» Task to carry out:
Starting with the line that contains "68, 560, 90]" and going on through the line that contains "712, 763, 740]", give those lines as a numbered list, with any blank lines left out.

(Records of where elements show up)
— start —
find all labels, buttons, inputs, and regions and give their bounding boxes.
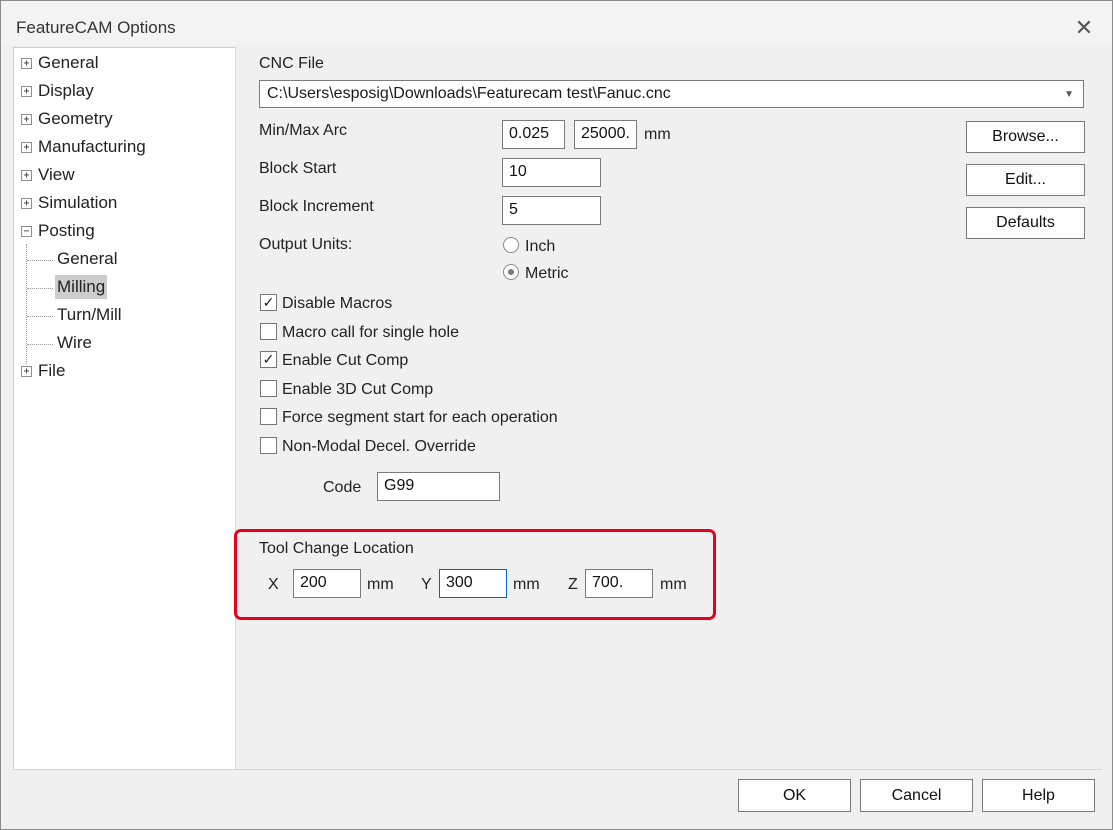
- collapse-icon[interactable]: −: [21, 226, 32, 237]
- code-field[interactable]: G99: [377, 472, 500, 501]
- ok-button[interactable]: OK: [738, 779, 851, 812]
- max-arc-field[interactable]: 25000.: [574, 120, 637, 149]
- enable-3d-cut-comp-label[interactable]: Enable 3D Cut Comp: [282, 381, 433, 399]
- checkbox-non-modal-decel[interactable]: [260, 437, 277, 454]
- highlight-annotation: [234, 529, 716, 620]
- cnc-file-combo[interactable]: C:\Users\esposig\Downloads\Featurecam te…: [259, 80, 1084, 108]
- options-dialog: FeatureCAM Options ✕ + General + Display…: [0, 0, 1113, 830]
- cancel-button[interactable]: Cancel: [860, 779, 973, 812]
- checkbox-enable-3d-cut-comp[interactable]: [260, 380, 277, 397]
- tree-connector: [27, 344, 53, 345]
- tree-item-geometry[interactable]: Geometry: [38, 107, 113, 131]
- title-bar: FeatureCAM Options ✕: [1, 1, 1112, 45]
- block-start-field[interactable]: 10: [502, 158, 601, 187]
- non-modal-decel-label[interactable]: Non-Modal Decel. Override: [282, 438, 476, 456]
- checkbox-enable-cut-comp[interactable]: ✓: [260, 351, 277, 368]
- block-increment-field[interactable]: 5: [502, 196, 601, 225]
- help-button[interactable]: Help: [982, 779, 1095, 812]
- expand-icon[interactable]: +: [21, 170, 32, 181]
- tree-item-view[interactable]: View: [38, 163, 75, 187]
- tree-item-general[interactable]: General: [38, 51, 98, 75]
- expand-icon[interactable]: +: [21, 86, 32, 97]
- expand-icon[interactable]: +: [21, 58, 32, 69]
- expand-icon[interactable]: +: [21, 366, 32, 377]
- tree-item-manufacturing[interactable]: Manufacturing: [38, 135, 146, 159]
- radio-inch[interactable]: [503, 237, 519, 253]
- tree-item-file[interactable]: File: [38, 359, 65, 383]
- radio-metric-label[interactable]: Metric: [525, 265, 569, 283]
- tree-item-milling[interactable]: Milling: [55, 275, 108, 299]
- edit-button[interactable]: Edit...: [966, 164, 1085, 196]
- macro-single-hole-label[interactable]: Macro call for single hole: [282, 324, 459, 342]
- tree-connector: [26, 244, 27, 364]
- expand-icon[interactable]: +: [21, 114, 32, 125]
- chevron-down-icon[interactable]: ▼: [1064, 82, 1074, 108]
- tree-connector: [27, 288, 53, 289]
- footer-divider: [13, 769, 1102, 770]
- expand-icon[interactable]: +: [21, 142, 32, 153]
- checkbox-macro-single-hole[interactable]: [260, 323, 277, 340]
- checkbox-disable-macros[interactable]: ✓: [260, 294, 277, 311]
- block-increment-label: Block Increment: [259, 198, 374, 215]
- block-start-label: Block Start: [259, 160, 337, 177]
- force-segment-start-label[interactable]: Force segment start for each operation: [282, 409, 558, 427]
- dialog-title: FeatureCAM Options: [16, 18, 176, 37]
- tree-item-wire[interactable]: Wire: [57, 331, 92, 355]
- tree-item-display[interactable]: Display: [38, 79, 94, 103]
- close-icon[interactable]: ✕: [1069, 13, 1099, 43]
- settings-pane: [235, 47, 1104, 768]
- expand-icon[interactable]: +: [21, 198, 32, 209]
- tree-connector: [27, 260, 53, 261]
- radio-inch-label[interactable]: Inch: [525, 238, 555, 256]
- options-tree: + General + Display + Geometry + Manufac…: [13, 47, 236, 770]
- arc-unit-label: mm: [644, 126, 671, 143]
- tree-item-posting-general[interactable]: General: [57, 247, 117, 271]
- cnc-file-label: CNC File: [259, 55, 324, 72]
- output-units-label: Output Units:: [259, 236, 353, 253]
- defaults-button[interactable]: Defaults: [966, 207, 1085, 239]
- tree-connector: [27, 316, 53, 317]
- tree-item-turn-mill[interactable]: Turn/Mill: [57, 303, 122, 327]
- radio-metric[interactable]: [503, 264, 519, 280]
- min-max-arc-label: Min/Max Arc: [259, 122, 348, 139]
- browse-button[interactable]: Browse...: [966, 121, 1085, 153]
- checkbox-force-segment-start[interactable]: [260, 408, 277, 425]
- cnc-file-value: C:\Users\esposig\Downloads\Featurecam te…: [267, 85, 671, 102]
- tree-item-simulation[interactable]: Simulation: [38, 191, 117, 215]
- min-arc-field[interactable]: 0.025: [502, 120, 565, 149]
- code-label: Code: [323, 479, 362, 496]
- tree-item-posting[interactable]: Posting: [38, 219, 95, 243]
- enable-cut-comp-label[interactable]: Enable Cut Comp: [282, 352, 408, 370]
- disable-macros-label[interactable]: Disable Macros: [282, 295, 392, 313]
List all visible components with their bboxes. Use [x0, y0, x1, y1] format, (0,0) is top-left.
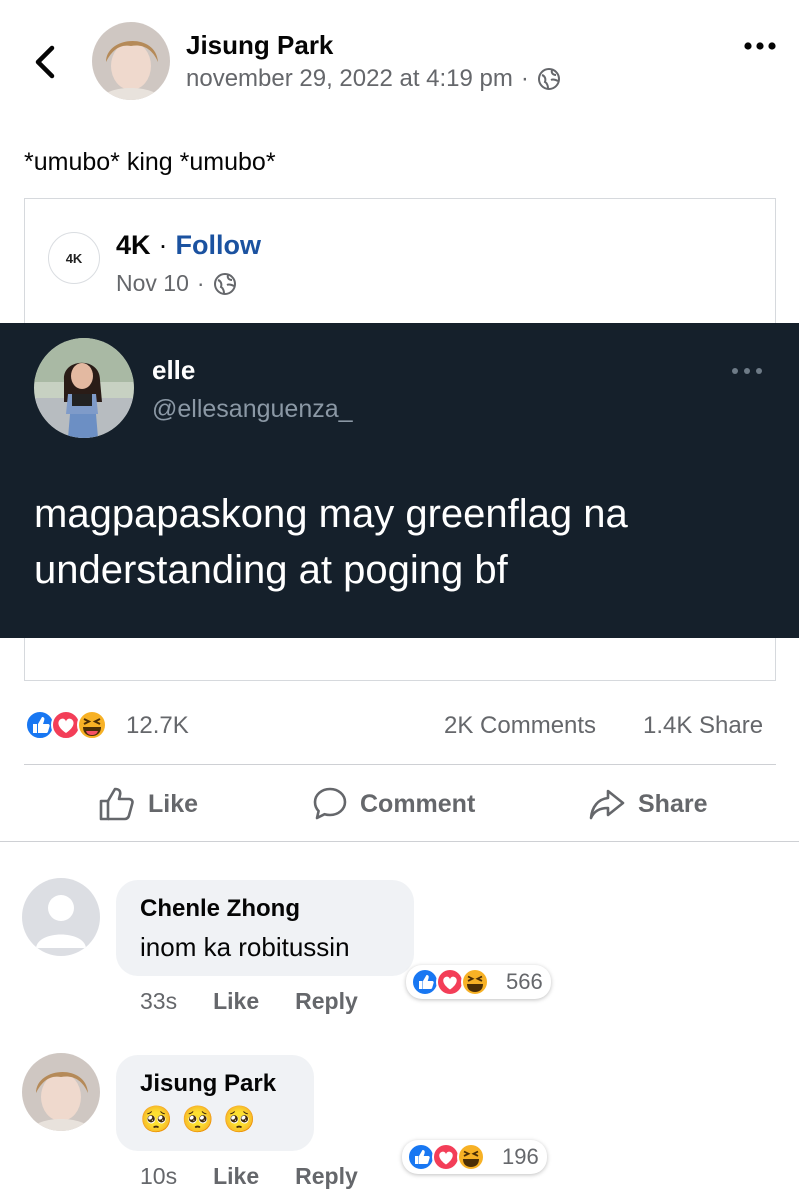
globe-icon	[537, 68, 560, 90]
comment-author[interactable]: Jisung Park	[140, 1070, 276, 1098]
comment-button[interactable]: Comment	[312, 784, 475, 824]
author-name[interactable]: Jisung Park	[186, 30, 333, 61]
comment-reactions[interactable]: 196	[402, 1140, 547, 1174]
share-arrow-icon	[589, 789, 625, 820]
comment-text: inom ka robitussin	[140, 932, 350, 962]
tweet-avatar	[34, 338, 134, 438]
haha-reaction-icon	[77, 710, 107, 740]
globe-icon	[213, 272, 236, 295]
page-name[interactable]: 4K	[116, 230, 151, 261]
comment-reactions[interactable]: 566	[406, 965, 551, 999]
comment-text: 🥺 🥺 🥺	[140, 1104, 257, 1134]
commenter-avatar[interactable]	[22, 878, 100, 956]
reaction-icons	[407, 1143, 485, 1171]
like-label: Like	[148, 789, 199, 818]
shared-post-date[interactable]: Nov 10	[116, 270, 189, 297]
divider	[0, 841, 799, 842]
like-button[interactable]: Like	[98, 784, 198, 824]
share-button[interactable]: Share	[588, 784, 707, 824]
more-horizontal-icon	[732, 368, 762, 374]
post-text: *umubo* king *umubo*	[24, 148, 276, 176]
shares-count[interactable]: 1.4K Share	[643, 712, 763, 740]
tweet-text: magpapaskong may greenflag na understand…	[34, 492, 628, 592]
comment-time[interactable]: 10s	[140, 1163, 177, 1190]
comment-reaction-count: 566	[506, 969, 543, 994]
comment-reply-button[interactable]: Reply	[295, 988, 358, 1015]
love-reaction-icon	[51, 710, 81, 740]
comment-reply-button[interactable]: Reply	[295, 1163, 358, 1190]
comment-like-button[interactable]: Like	[213, 1163, 259, 1190]
reaction-icons	[411, 968, 489, 996]
comment-time[interactable]: 33s	[140, 988, 177, 1015]
comment-like-button[interactable]: Like	[213, 988, 259, 1015]
divider	[24, 764, 776, 765]
comment-label: Comment	[360, 789, 476, 818]
meta-separator: ·	[520, 65, 529, 92]
tweet-handle: @ellesanguenza_	[152, 395, 353, 423]
shared-meta-separator: ·	[196, 270, 205, 296]
comment-meta: 10s Like Reply	[140, 1163, 358, 1190]
page-name-row: 4K · Follow	[116, 230, 261, 261]
share-label: Share	[638, 789, 708, 818]
back-chevron-icon[interactable]	[28, 42, 62, 82]
comment-bubble-icon	[313, 787, 347, 820]
post-timestamp[interactable]: november 29, 2022 at 4:19 pm	[186, 65, 513, 93]
page-separator: ·	[158, 230, 168, 260]
shared-post-meta: Nov 10 ·	[116, 270, 237, 297]
tweet-display-name: elle	[152, 355, 196, 385]
thumbs-up-icon	[99, 787, 134, 821]
comment-reaction-count: 196	[502, 1144, 539, 1169]
reaction-count[interactable]: 12.7K	[126, 712, 189, 740]
commenter-avatar[interactable]	[22, 1053, 100, 1131]
reaction-icons[interactable]	[24, 708, 118, 742]
like-reaction-icon	[25, 710, 55, 740]
comment-meta: 33s Like Reply	[140, 988, 358, 1015]
author-avatar[interactable]	[92, 22, 170, 100]
follow-button[interactable]: Follow	[176, 230, 261, 261]
comment-author[interactable]: Chenle Zhong	[140, 895, 300, 923]
comments-count[interactable]: 2K Comments	[444, 712, 596, 740]
more-options-icon[interactable]	[742, 36, 778, 56]
post-meta: november 29, 2022 at 4:19 pm ·	[186, 65, 561, 93]
page-logo[interactable]: 4K	[48, 232, 100, 284]
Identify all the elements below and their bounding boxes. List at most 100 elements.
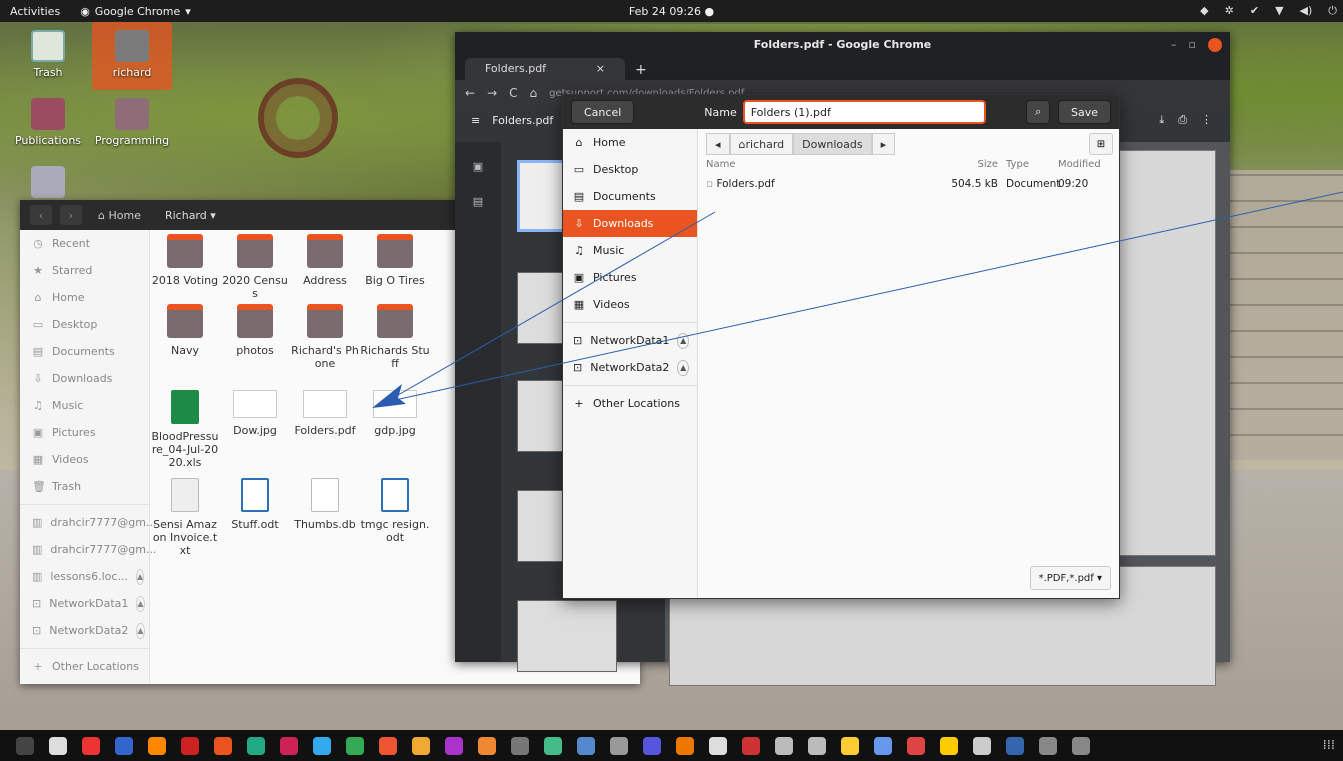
— end —
» Solution to this problem:
1. globe-icon	[537, 68, 560, 90]
2. comment-author[interactable]: Jisung Park	[140, 1070, 276, 1098]
3. comment-button[interactable]: Comment	[312, 784, 475, 824]
4. author-name[interactable]: Jisung Park	[186, 30, 333, 61]
5. comment-reactions[interactable]: 196	[402, 1140, 547, 1174]
6. share-arrow-icon	[589, 789, 625, 820]
7. comment-text: inom ka robitussin	[140, 932, 350, 962]
8. tweet-avatar	[34, 338, 134, 438]
9. haha-reaction-icon	[77, 710, 107, 740]
10. globe-icon	[213, 272, 236, 295]
11. page-name[interactable]: 4K	[116, 230, 151, 261]
12. comment-reactions[interactable]: 566	[406, 965, 551, 999]
13. comment-text: 🥺 🥺 🥺	[140, 1104, 257, 1134]
14. commenter-avatar[interactable]	[22, 878, 100, 956]
15. reaction-icons	[407, 1143, 485, 1171]
16. like-label: Like	[148, 789, 199, 818]
17. shared-post-date[interactable]: Nov 10	[116, 270, 189, 297]
18. divider	[0, 841, 799, 842]
19. like-button[interactable]: Like	[98, 784, 198, 824]
20. share-button[interactable]: Share	[588, 784, 707, 824]
21. more-horizontal-icon	[732, 368, 762, 374]
22. post-text: *umubo* king *umubo*	[24, 148, 276, 176]
23. shares-count[interactable]: 1.4K Share	[643, 712, 763, 740]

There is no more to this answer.